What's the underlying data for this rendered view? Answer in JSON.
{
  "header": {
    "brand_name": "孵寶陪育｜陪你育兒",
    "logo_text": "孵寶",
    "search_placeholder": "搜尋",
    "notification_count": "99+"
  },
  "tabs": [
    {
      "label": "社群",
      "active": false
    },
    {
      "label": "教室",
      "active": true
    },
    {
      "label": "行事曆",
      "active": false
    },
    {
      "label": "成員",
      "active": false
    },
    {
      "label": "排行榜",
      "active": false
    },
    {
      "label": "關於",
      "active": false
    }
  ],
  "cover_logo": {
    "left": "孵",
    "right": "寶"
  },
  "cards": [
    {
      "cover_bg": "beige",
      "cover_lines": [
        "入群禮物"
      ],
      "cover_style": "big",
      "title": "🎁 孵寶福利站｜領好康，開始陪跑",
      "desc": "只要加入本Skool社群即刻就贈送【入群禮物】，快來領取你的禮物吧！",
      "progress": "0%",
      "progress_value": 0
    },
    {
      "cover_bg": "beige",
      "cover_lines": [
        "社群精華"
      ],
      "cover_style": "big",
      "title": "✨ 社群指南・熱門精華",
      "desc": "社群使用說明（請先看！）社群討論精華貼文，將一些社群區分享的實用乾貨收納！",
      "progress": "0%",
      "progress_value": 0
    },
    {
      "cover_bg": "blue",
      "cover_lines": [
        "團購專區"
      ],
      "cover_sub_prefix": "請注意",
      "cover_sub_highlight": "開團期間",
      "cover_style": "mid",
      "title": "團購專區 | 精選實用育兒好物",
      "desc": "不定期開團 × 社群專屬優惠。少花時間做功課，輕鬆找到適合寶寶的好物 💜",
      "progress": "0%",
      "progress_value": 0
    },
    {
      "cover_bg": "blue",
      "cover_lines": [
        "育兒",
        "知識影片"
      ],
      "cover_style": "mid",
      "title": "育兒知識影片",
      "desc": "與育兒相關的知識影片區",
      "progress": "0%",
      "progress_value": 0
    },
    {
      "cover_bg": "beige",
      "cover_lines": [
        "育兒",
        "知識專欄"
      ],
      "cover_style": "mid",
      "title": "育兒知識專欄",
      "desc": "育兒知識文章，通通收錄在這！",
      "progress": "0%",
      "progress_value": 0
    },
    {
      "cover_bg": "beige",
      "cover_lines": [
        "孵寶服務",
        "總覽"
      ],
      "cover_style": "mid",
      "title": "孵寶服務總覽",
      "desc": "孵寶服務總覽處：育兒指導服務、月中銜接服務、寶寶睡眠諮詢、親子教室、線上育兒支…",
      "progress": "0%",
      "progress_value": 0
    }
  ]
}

### Given exercise
Repeat the entries exactly, all of them.

### Response
What's the underlying data for this rendered view? Answer in JSON.
{
  "header": {
    "brand_name": "孵寶陪育｜陪你育兒",
    "logo_text": "孵寶",
    "search_placeholder": "搜尋",
    "notification_count": "99+"
  },
  "tabs": [
    {
      "label": "社群",
      "active": false
    },
    {
      "label": "教室",
      "active": true
    },
    {
      "label": "行事曆",
      "active": false
    },
    {
      "label": "成員",
      "active": false
    },
    {
      "label": "排行榜",
      "active": false
    },
    {
      "label": "關於",
      "active": false
    }
  ],
  "cover_logo": {
    "left": "孵",
    "right": "寶"
  },
  "cards": [
    {
      "cover_bg": "beige",
      "cover_lines": [
        "入群禮物"
      ],
      "cover_style": "big",
      "title": "🎁 孵寶福利站｜領好康，開始陪跑",
      "desc": "只要加入本Skool社群即刻就贈送【入群禮物】，快來領取你的禮物吧！",
      "progress": "0%",
      "progress_value": 0
    },
    {
      "cover_bg": "beige",
      "cover_lines": [
        "社群精華"
      ],
      "cover_style": "big",
      "title": "✨ 社群指南・熱門精華",
      "desc": "社群使用說明（請先看！）社群討論精華貼文，將一些社群區分享的實用乾貨收納！",
      "progress": "0%",
      "progress_value": 0
    },
    {
      "cover_bg": "blue",
      "cover_lines": [
        "團購專區"
      ],
      "cover_sub_prefix": "請注意",
      "cover_sub_highlight": "開團期間",
      "cover_style": "mid",
      "title": "團購專區 | 精選實用育兒好物",
      "desc": "不定期開團 × 社群專屬優惠。少花時間做功課，輕鬆找到適合寶寶的好物 💜",
      "progress": "0%",
      "progress_value": 0
    },
    {
      "cover_bg": "blue",
      "cover_lines": [
        "育兒",
        "知識影片"
      ],
      "cover_style": "mid",
      "title": "育兒知識影片",
      "desc": "與育兒相關的知識影片區",
      "progress": "0%",
      "progress_value": 0
    },
    {
      "cover_bg": "beige",
      "cover_lines": [
        "育兒",
        "知識專欄"
      ],
      "cover_style": "mid",
      "title": "育兒知識專欄",
      "desc": "育兒知識文章，通通收錄在這！",
      "progress": "0%",
      "progress_value": 0
    },
    {
      "cover_bg": "beige",
      "cover_lines": [
        "孵寶服務",
        "總覽"
      ],
      "cover_style": "mid",
      "title": "孵寶服務總覽",
      "desc": "孵寶服務總覽處：育兒指導服務、月中銜接服務、寶寶睡眠諮詢、親子教室、線上育兒支…",
      "progress": "0%",
      "progress_value": 0
    }
  ]
}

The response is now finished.